** Begin Data provided **

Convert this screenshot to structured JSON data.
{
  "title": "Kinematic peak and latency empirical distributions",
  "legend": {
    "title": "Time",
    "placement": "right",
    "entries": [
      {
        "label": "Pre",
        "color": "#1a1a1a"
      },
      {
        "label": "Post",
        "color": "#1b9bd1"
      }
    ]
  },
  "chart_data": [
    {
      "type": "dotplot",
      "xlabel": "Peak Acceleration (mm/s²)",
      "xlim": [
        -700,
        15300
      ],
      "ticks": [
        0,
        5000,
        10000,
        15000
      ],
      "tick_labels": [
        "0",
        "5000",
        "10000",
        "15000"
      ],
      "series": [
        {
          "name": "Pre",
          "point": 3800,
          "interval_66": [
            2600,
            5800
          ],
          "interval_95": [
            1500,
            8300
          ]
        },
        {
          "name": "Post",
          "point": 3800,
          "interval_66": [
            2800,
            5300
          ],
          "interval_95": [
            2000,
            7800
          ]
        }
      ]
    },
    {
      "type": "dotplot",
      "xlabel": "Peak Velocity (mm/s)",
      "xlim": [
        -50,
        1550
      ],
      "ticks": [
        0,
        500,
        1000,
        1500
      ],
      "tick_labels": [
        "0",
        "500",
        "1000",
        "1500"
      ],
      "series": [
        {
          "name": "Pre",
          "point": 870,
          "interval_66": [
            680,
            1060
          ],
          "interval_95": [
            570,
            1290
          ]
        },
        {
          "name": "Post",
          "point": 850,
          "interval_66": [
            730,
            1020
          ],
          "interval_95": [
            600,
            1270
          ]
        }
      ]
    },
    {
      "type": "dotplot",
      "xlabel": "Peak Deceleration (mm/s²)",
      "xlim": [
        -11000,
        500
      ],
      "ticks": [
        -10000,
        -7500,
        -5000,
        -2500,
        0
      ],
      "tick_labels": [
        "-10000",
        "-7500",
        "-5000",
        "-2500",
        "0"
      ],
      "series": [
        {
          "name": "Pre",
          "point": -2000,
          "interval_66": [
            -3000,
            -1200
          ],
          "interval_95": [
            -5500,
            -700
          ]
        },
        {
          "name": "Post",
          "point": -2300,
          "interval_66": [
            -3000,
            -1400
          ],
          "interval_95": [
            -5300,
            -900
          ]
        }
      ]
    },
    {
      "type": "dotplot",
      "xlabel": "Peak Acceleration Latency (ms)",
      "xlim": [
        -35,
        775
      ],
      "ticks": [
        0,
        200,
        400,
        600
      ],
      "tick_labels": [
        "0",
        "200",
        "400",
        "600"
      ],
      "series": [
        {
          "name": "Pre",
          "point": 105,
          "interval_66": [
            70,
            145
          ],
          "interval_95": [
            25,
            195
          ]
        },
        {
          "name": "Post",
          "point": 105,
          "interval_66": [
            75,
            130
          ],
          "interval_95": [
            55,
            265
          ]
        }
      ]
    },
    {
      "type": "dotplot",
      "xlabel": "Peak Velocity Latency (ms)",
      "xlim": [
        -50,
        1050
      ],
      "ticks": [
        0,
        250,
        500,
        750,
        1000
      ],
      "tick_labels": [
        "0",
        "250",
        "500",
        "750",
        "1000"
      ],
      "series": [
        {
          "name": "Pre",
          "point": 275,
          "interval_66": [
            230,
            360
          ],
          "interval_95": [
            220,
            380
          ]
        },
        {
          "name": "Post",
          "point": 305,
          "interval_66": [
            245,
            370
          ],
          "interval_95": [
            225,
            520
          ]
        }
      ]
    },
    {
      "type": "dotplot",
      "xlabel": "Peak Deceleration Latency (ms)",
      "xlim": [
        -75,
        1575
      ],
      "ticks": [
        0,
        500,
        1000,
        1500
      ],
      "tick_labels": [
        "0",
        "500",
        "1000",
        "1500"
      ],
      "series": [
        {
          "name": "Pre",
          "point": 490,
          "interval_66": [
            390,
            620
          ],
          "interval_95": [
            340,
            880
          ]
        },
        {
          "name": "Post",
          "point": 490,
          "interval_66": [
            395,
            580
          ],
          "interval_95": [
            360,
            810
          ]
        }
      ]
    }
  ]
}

** End Data provided **

▶ Exercise brief
Locate each line with the word "Acceleration" and copy it.

▶ Solution for this problem
      "xlabel": "Peak Acceleration (mm/s²)",
      "xlabel": "Peak Acceleration Latency (ms)",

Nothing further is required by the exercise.